*Job*: Entries follow. Set all of them down as they stand.

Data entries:

○ ○ ○ ○ ○

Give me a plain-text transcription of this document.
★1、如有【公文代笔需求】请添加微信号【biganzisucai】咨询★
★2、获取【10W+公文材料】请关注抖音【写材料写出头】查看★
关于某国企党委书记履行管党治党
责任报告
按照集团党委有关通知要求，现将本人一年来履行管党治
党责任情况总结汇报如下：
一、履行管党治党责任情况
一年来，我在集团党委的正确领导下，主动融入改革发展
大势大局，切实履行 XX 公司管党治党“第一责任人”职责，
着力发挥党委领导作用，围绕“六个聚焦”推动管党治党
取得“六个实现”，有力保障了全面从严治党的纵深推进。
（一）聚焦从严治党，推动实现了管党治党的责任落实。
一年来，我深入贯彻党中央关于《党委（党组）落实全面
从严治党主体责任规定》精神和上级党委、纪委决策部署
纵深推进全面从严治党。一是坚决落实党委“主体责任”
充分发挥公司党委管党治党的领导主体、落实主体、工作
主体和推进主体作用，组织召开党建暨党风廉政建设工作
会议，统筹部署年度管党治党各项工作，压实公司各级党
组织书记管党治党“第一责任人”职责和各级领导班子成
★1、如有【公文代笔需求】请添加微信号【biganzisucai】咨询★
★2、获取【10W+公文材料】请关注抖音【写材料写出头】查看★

○ ○ ○ ○ ○

*Result of the task*:
Give me a plain-text transcription of this document.
★1、如有【公文代笔需求】请添加微信号【biganzisucai】咨询★
★2、获取【10W+公文材料】请关注抖音【写材料写出头】查看★
关于某国企党委书记履行管党治党
责任报告
按照集团党委有关通知要求，现将本人一年来履行管党治
党责任情况总结汇报如下：
一、履行管党治党责任情况
一年来，我在集团党委的正确领导下，主动融入改革发展
大势大局，切实履行 XX 公司管党治党“第一责任人”职责，
着力发挥党委领导作用，围绕“六个聚焦”推动管党治党
取得“六个实现”，有力保障了全面从严治党的纵深推进。
（一）聚焦从严治党，推动实现了管党治党的责任落实。
一年来，我深入贯彻党中央关于《党委（党组）落实全面
从严治党主体责任规定》精神和上级党委、纪委决策部署
纵深推进全面从严治党。一是坚决落实党委“主体责任”
充分发挥公司党委管党治党的领导主体、落实主体、工作
主体和推进主体作用，组织召开党建暨党风廉政建设工作
会议，统筹部署年度管党治党各项工作，压实公司各级党
组织书记管党治党“第一责任人”职责和各级领导班子成
★1、如有【公文代笔需求】请添加微信号【biganzisucai】咨询★
★2、获取【10W+公文材料】请关注抖音【写材料写出头】查看★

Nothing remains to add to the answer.